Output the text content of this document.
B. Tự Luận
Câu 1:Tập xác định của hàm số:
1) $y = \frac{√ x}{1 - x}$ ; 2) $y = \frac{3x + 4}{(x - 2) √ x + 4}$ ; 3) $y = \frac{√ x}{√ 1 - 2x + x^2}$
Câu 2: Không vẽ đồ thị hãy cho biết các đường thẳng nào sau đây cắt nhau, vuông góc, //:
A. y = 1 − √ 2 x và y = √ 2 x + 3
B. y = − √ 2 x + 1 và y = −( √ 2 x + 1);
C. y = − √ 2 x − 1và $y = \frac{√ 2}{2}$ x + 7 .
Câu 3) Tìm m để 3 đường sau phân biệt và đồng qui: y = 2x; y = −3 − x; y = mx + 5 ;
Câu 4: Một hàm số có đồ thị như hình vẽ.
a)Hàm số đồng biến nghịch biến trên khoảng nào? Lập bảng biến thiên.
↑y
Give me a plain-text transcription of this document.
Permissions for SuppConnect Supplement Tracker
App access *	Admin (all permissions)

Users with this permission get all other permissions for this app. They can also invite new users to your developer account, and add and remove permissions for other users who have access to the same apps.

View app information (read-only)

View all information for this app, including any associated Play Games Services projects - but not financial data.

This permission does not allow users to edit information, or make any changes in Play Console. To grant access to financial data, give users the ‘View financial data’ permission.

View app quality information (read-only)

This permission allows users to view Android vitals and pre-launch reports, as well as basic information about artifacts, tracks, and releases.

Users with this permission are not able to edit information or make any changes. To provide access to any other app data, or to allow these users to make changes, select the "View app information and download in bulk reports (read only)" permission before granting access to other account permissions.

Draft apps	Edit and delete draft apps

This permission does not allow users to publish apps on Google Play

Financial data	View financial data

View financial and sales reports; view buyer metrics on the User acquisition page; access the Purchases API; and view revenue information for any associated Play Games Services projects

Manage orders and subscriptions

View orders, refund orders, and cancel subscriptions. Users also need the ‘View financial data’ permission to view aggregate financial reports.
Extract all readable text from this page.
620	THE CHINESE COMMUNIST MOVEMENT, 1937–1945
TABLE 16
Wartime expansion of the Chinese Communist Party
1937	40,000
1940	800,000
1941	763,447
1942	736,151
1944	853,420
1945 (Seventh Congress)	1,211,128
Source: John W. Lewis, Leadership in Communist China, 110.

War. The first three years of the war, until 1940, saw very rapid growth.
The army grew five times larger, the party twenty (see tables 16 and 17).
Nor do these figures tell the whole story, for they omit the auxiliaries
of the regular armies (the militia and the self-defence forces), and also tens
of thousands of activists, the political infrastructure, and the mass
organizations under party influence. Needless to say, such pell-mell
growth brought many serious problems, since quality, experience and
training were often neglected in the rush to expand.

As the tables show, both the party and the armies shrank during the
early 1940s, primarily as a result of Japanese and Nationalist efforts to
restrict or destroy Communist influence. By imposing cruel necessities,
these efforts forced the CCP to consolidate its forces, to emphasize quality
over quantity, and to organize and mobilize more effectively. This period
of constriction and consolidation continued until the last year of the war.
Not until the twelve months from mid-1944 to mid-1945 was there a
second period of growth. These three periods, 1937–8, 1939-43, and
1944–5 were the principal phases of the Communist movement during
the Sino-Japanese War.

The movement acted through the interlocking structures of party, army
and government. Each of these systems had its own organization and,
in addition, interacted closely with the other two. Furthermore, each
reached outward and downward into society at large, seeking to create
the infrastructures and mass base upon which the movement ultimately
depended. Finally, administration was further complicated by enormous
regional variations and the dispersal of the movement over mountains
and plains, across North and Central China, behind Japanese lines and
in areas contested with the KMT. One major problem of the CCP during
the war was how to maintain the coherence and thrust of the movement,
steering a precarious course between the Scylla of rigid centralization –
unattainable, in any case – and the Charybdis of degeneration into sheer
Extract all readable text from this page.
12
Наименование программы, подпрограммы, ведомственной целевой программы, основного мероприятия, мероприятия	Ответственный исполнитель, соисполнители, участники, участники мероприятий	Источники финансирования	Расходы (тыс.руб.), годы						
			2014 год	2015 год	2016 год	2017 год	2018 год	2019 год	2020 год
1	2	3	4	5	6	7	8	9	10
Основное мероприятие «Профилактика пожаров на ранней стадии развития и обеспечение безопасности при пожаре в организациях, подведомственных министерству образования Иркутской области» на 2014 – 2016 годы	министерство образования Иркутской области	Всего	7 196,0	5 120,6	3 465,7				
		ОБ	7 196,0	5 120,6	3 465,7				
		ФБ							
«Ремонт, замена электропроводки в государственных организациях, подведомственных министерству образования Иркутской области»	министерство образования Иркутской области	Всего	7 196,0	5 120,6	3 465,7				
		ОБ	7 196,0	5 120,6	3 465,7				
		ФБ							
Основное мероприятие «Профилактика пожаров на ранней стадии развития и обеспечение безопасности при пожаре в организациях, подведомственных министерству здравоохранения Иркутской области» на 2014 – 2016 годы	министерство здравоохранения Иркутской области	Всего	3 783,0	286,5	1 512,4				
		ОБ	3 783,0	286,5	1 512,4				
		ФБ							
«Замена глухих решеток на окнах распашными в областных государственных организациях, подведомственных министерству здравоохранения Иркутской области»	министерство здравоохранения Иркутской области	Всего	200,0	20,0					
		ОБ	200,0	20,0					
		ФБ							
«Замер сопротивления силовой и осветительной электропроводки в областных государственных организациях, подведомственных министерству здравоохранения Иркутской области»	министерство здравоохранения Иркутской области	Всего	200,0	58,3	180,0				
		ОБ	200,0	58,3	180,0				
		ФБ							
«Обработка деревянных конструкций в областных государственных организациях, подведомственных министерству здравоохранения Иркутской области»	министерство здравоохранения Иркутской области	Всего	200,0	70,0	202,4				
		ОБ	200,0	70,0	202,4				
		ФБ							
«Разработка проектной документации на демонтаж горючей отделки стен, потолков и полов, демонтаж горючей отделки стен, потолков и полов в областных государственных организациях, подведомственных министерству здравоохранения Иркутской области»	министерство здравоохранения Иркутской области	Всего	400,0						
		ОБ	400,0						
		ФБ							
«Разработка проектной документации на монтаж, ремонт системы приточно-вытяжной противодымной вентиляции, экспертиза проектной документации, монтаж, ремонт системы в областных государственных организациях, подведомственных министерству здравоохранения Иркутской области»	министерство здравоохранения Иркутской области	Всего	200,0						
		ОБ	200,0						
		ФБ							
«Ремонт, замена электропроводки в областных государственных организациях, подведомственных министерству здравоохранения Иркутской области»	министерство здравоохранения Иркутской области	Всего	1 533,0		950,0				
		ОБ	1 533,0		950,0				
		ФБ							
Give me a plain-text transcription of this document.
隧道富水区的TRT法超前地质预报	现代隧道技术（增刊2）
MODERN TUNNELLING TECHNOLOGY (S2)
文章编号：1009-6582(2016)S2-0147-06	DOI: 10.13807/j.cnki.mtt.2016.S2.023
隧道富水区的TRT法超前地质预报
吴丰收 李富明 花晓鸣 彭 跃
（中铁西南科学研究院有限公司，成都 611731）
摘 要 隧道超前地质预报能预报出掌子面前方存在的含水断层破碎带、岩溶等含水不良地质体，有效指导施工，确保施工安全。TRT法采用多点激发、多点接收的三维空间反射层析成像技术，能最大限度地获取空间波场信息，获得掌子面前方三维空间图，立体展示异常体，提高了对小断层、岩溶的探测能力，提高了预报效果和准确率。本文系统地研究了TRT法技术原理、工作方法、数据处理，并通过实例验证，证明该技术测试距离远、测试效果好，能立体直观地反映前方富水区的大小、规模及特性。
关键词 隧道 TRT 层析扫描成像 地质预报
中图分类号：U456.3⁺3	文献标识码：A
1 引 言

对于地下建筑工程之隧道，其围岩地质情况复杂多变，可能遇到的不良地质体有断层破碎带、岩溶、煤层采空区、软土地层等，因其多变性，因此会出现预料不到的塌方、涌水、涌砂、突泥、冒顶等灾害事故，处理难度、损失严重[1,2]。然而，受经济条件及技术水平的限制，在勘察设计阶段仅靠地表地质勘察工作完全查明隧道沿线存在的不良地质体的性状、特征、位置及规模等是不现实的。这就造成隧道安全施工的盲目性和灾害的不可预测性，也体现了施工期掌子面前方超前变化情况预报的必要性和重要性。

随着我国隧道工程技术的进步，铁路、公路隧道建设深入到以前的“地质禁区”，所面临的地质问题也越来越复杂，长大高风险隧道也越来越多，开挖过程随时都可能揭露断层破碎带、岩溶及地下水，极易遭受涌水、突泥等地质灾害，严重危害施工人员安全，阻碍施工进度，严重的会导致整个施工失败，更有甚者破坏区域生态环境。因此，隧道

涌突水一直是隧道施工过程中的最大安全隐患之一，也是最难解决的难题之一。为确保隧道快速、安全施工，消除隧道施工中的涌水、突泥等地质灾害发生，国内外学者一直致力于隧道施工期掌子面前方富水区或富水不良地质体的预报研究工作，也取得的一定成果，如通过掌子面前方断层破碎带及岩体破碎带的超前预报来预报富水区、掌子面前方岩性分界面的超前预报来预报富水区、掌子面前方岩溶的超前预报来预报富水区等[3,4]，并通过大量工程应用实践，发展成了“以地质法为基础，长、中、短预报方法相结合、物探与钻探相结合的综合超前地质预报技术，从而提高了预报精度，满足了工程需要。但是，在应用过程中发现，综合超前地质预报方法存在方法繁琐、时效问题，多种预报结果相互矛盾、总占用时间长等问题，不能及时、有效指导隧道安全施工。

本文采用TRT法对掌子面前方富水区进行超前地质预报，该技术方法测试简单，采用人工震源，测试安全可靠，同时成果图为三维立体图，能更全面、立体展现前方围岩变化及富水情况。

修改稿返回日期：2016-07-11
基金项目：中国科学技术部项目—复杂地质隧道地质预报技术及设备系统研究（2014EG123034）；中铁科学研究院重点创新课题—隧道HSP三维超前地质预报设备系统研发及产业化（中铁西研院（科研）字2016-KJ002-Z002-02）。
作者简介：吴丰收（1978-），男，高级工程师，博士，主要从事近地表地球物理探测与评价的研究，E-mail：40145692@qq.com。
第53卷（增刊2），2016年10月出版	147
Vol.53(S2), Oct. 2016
○ ○ ○ ○ ○ ○ ○
- [Task brief]:
Isolate the lines that hold the word "reports" and copy all of them.

- [Exercise result]:
This permission allows users to view Android vitals and pre-launch reports, as well as basic information about artifacts, tracks, and releases.
Users with this permission are not able to edit information or make any changes. To provide access to any other app data, or to allow these users to make changes, select the "View app information and download in bulk reports (read only)" permission before granting access to other account permissions.
View financial and sales reports; view buyer metrics on the User acquisition page; access the Purchases API; and view revenue information for any associated Play Games Services projects
View orders, refund orders, and cancel subscriptions. Users also need the ‘View financial data’ permission to view aggregate financial reports.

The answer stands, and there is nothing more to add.